- THE TASK
Look through the data below and return each line where "FEBRUARY" appears.

(Data entries)
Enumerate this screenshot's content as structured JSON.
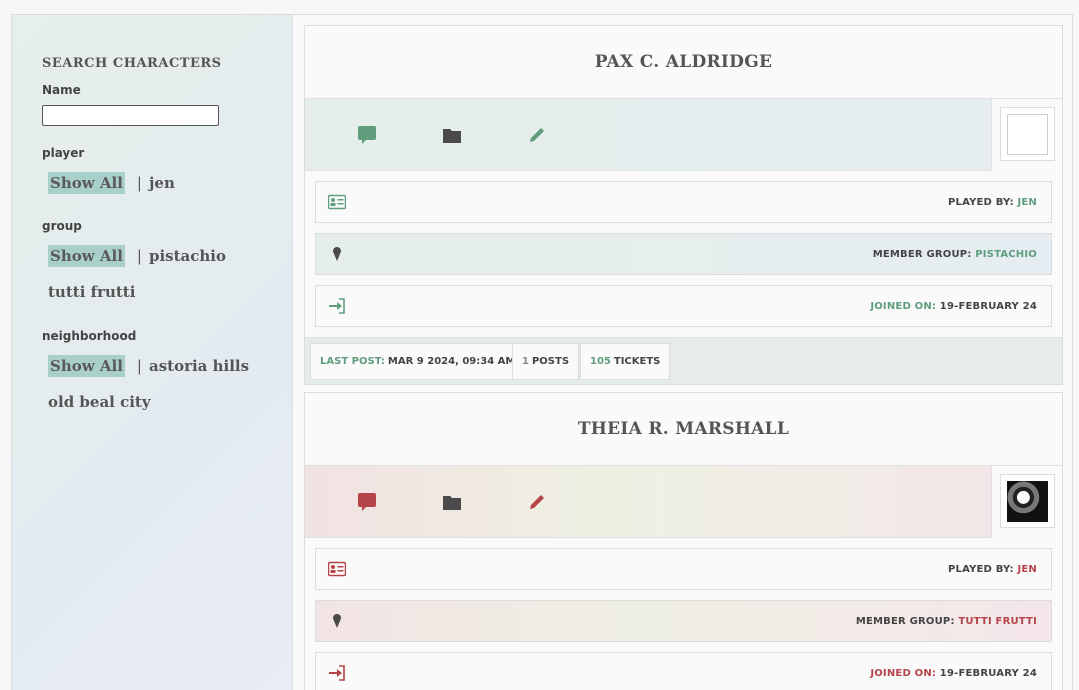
{
  "sidebar": {
    "title": "SEARCH CHARACTERS",
    "name_label": "Name",
    "name_value": "",
    "filters": [
      {
        "label": "player",
        "show_all": "Show All",
        "options": [
          "jen"
        ]
      },
      {
        "label": "group",
        "show_all": "Show All",
        "options": [
          "pistachio",
          "tutti frutti"
        ]
      },
      {
        "label": "neighborhood",
        "show_all": "Show All",
        "options": [
          "astoria hills",
          "old beal city"
        ]
      }
    ]
  },
  "characters": [
    {
      "name": "PAX C. ALDRIDGE",
      "accent": "#5f9d7d",
      "icons": [
        "speech-bubble-icon",
        "folder-icon",
        "pencil-icon"
      ],
      "played_by_label": "PLAYED BY:",
      "played_by": "JEN",
      "member_group_label": "MEMBER GROUP:",
      "member_group": "PISTACHIO",
      "joined_label": "JOINED ON:",
      "joined": "19-FEBRUARY 24",
      "last_post_label": "LAST POST:",
      "last_post": "MAR 9 2024, 09:34 AM",
      "posts_count": "1",
      "posts_label": "POSTS",
      "tickets_count": "105",
      "tickets_label": "TICKETS"
    },
    {
      "name": "THEIA R. MARSHALL",
      "accent": "#b5444a",
      "icons": [
        "speech-bubble-icon",
        "folder-icon",
        "pencil-icon"
      ],
      "played_by_label": "PLAYED BY:",
      "played_by": "JEN",
      "member_group_label": "MEMBER GROUP:",
      "member_group": "TUTTI FRUTTI",
      "joined_label": "JOINED ON:",
      "joined": "19-FEBRUARY 24"
    }
  ]
}
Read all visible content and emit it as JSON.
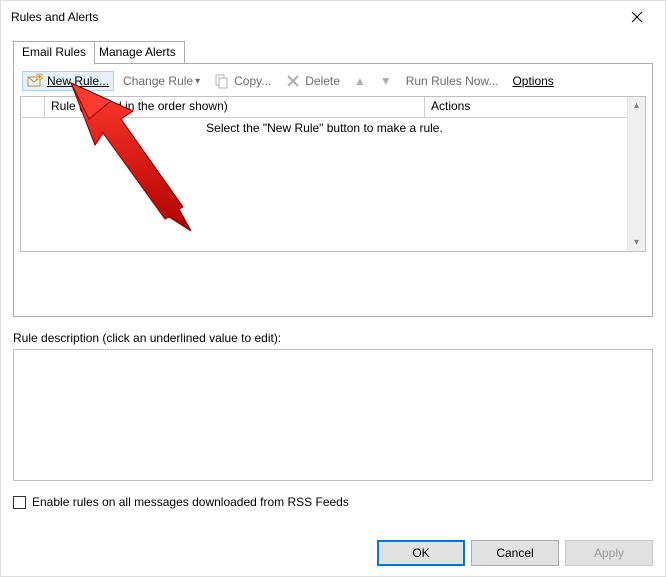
{
  "window": {
    "title": "Rules and Alerts"
  },
  "tabs": {
    "email_rules": "Email Rules",
    "manage_alerts": "Manage Alerts"
  },
  "toolbar": {
    "new_rule": "New Rule...",
    "change_rule": "Change Rule",
    "copy": "Copy...",
    "delete": "Delete",
    "run_rules_now": "Run Rules Now...",
    "options": "Options"
  },
  "columns": {
    "rule": "Rule (applied in the order shown)",
    "actions": "Actions"
  },
  "list": {
    "empty_message": "Select the \"New Rule\" button to make a rule."
  },
  "description": {
    "label": "Rule description (click an underlined value to edit):"
  },
  "rss": {
    "label": "Enable rules on all messages downloaded from RSS Feeds"
  },
  "buttons": {
    "ok": "OK",
    "cancel": "Cancel",
    "apply": "Apply"
  }
}
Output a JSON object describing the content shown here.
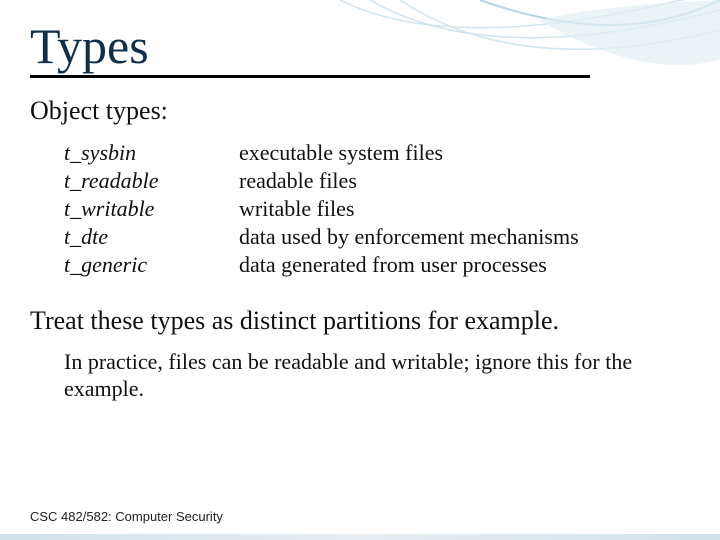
{
  "title": "Types",
  "subtitle": "Object types:",
  "types": [
    {
      "name": "t_sysbin",
      "desc": "executable system files"
    },
    {
      "name": "t_readable",
      "desc": "readable files"
    },
    {
      "name": "t_writable",
      "desc": "writable files"
    },
    {
      "name": "t_dte",
      "desc": "data used by enforcement mechanisms"
    },
    {
      "name": "t_generic",
      "desc": "data generated from user processes"
    }
  ],
  "treat": "Treat these types as distinct partitions for example.",
  "practice": "In practice, files can be readable and writable; ignore this for the example.",
  "footer": "CSC 482/582: Computer Security"
}
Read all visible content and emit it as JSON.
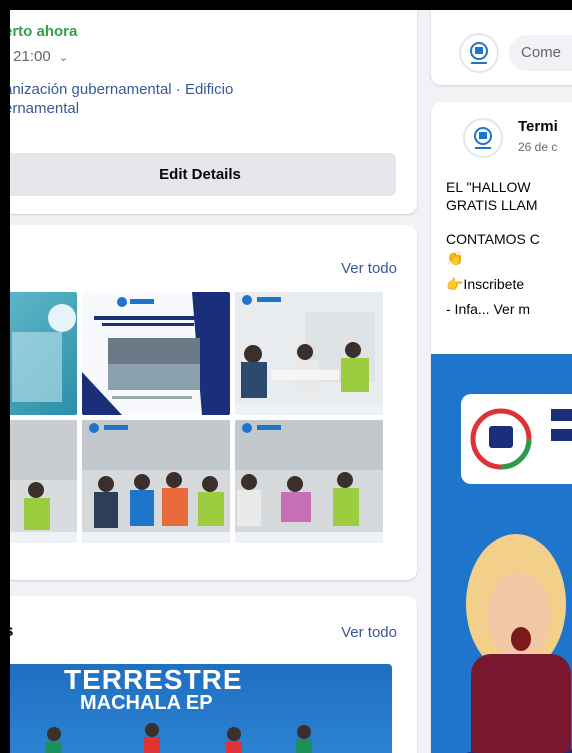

- SOLUTION
      "joined": "19-FEBRUARY 24",
      "joined": "19-FEBRUARY 24"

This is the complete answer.